→ **CONSIGNAS DEL EJERCICIO**:
1. Según el relato sobre Gion, ¿cerca de qué está ese barrio de Kioto?
2. ¿Por qué, de acuerdo con el relato sobre Gion, las casas de té mantienen una luz? Responde en una a tres oraciones.
3. Retoma el relato sobre Gion y continúalo a partir de su última oración.

→ **FRAGMENTO ORIGINAL**:
__________
El pasado verano, en la ciudad de Kioto, tuve la ocasión de
pasear de noche por el barrio de las geishas, Gion, que está cerca
del río. Es un barrio como otro cualquiera de la ciudad, con calles
estrechas, no muy ilumindas, aunque, puede que lo que lo diferencie
del resto sea el constante llegar de coches de los que descienden
siempre hombres que, casi con los pasos medidos, entran en las
casas de té, u okiyas, que mantienen una luz seguramente para
identificarlas.
__________
→ **MATERIAL PROPORCIONADO**:
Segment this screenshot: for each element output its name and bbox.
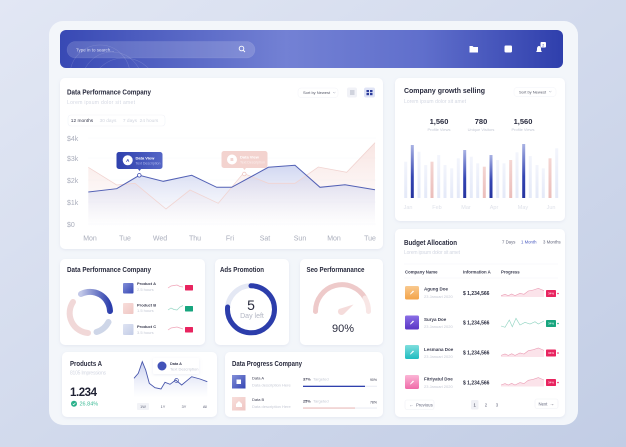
__________
→ **RESPUESTAS**:
1. Está cerca del río.

2. Las casas de té, u okiyas, mantienen una luz seguramente para identificarlas.

3.
De vez en cuando ves que ellas, ataviadas de vistosos kimonos,
que habrán tardado más de dos horas en colocárselos -y con ayuda,
además- en los que destaca el cinturón, u obi, van de paso hacia
alguna parte. Sus pasos son cortos; sus pies, metidos en calcetines
blancos, tipo manopla -un compartirmento para el dedo gordo, y
otro, mayor, para el resto de dedos-, mantienen el equilibrio del
cuerpo sobre dos chancletas de suela de madera que resuenan sobre
los adoquines de la calle. No es fácil caminar así. Una de ellas me
llamó la atención porque iba acompañada de un hombre mayor. «¿Ha
pagado por llevársela a la cama?», pregunté a la guía. «No.
Seguramente él es su protector. Edanna. Ella es muy joven; es una
maiko, menor de 20 años».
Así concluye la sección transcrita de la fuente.